## What is being asked
Set every record down verbatim and omit the pictures.

━━━ Data section

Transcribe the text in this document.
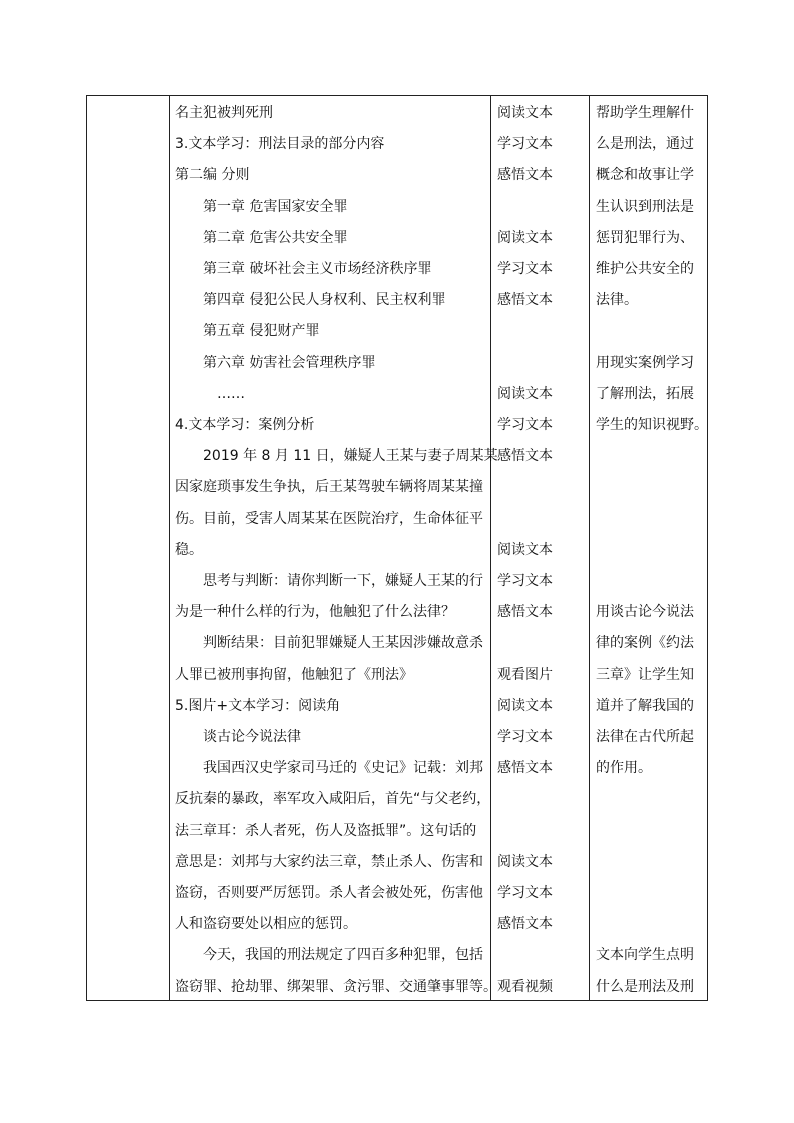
名主犯被判死刑
3.文本学习：刑法目录的部分内容
第二编 分则
第一章 危害国家安全罪
第二章 危害公共安全罪
第三章 破坏社会主义市场经济秩序罪
第四章 侵犯公民人身权利、民主权利罪
第五章 侵犯财产罪
第六章 妨害社会管理秩序罪
……
4.文本学习：案例分析
2019 年 8 月 11 日，嫌疑人王某与妻子周某某
因家庭琐事发生争执，后王某驾驶车辆将周某某撞
伤。目前，受害人周某某在医院治疗，生命体征平
稳。
思考与判断：请你判断一下，嫌疑人王某的行
为是一种什么样的行为，他触犯了什么法律？
判断结果：目前犯罪嫌疑人王某因涉嫌故意杀
人罪已被刑事拘留，他触犯了《刑法》
5.图片+文本学习：阅读角
谈古论今说法律
我国西汉史学家司马迁的《史记》记载：刘邦
反抗秦的暴政，率军攻入咸阳后，首先“与父老约，
法三章耳：杀人者死，伤人及盗抵罪”。这句话的
意思是：刘邦与大家约法三章，禁止杀人、伤害和
盗窃，否则要严厉惩罚。杀人者会被处死，伤害他
人和盗窃要处以相应的惩罚。
今天，我国的刑法规定了四百多种犯罪，包括
盗窃罪、抢劫罪、绑架罪、贪污罪、交通肇事罪等。
阅读文本
学习文本
感悟文本
阅读文本
学习文本
感悟文本
阅读文本
学习文本
感悟文本
阅读文本
学习文本
感悟文本
观看图片
阅读文本
学习文本
感悟文本
阅读文本
学习文本
感悟文本
观看视频
帮助学生理解什
么是刑法，通过
概念和故事让学
生认识到刑法是
惩罚犯罪行为、
维护公共安全的
法律。
用现实案例学习
了解刑法，拓展
学生的知识视野。
用谈古论今说法
律的案例《约法
三章》让学生知
道并了解我国的
法律在古代所起
的作用。
文本向学生点明
什么是刑法及刑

━━━━━━

## Written response
Transcribe the text in this document.
名主犯被判死刑
3.文本学习：刑法目录的部分内容
第二编 分则
第一章 危害国家安全罪
第二章 危害公共安全罪
第三章 破坏社会主义市场经济秩序罪
第四章 侵犯公民人身权利、民主权利罪
第五章 侵犯财产罪
第六章 妨害社会管理秩序罪
……
4.文本学习：案例分析
2019 年 8 月 11 日，嫌疑人王某与妻子周某某
因家庭琐事发生争执，后王某驾驶车辆将周某某撞
伤。目前，受害人周某某在医院治疗，生命体征平
稳。
思考与判断：请你判断一下，嫌疑人王某的行
为是一种什么样的行为，他触犯了什么法律？
判断结果：目前犯罪嫌疑人王某因涉嫌故意杀
人罪已被刑事拘留，他触犯了《刑法》
5.图片+文本学习：阅读角
谈古论今说法律
我国西汉史学家司马迁的《史记》记载：刘邦
反抗秦的暴政，率军攻入咸阳后，首先“与父老约，
法三章耳：杀人者死，伤人及盗抵罪”。这句话的
意思是：刘邦与大家约法三章，禁止杀人、伤害和
盗窃，否则要严厉惩罚。杀人者会被处死，伤害他
人和盗窃要处以相应的惩罚。
今天，我国的刑法规定了四百多种犯罪，包括
盗窃罪、抢劫罪、绑架罪、贪污罪、交通肇事罪等。
阅读文本
学习文本
感悟文本
阅读文本
学习文本
感悟文本
阅读文本
学习文本
感悟文本
阅读文本
学习文本
感悟文本
观看图片
阅读文本
学习文本
感悟文本
阅读文本
学习文本
感悟文本
观看视频
帮助学生理解什
么是刑法，通过
概念和故事让学
生认识到刑法是
惩罚犯罪行为、
维护公共安全的
法律。
用现实案例学习
了解刑法，拓展
学生的知识视野。
用谈古论今说法
律的案例《约法
三章》让学生知
道并了解我国的
法律在古代所起
的作用。
文本向学生点明
什么是刑法及刑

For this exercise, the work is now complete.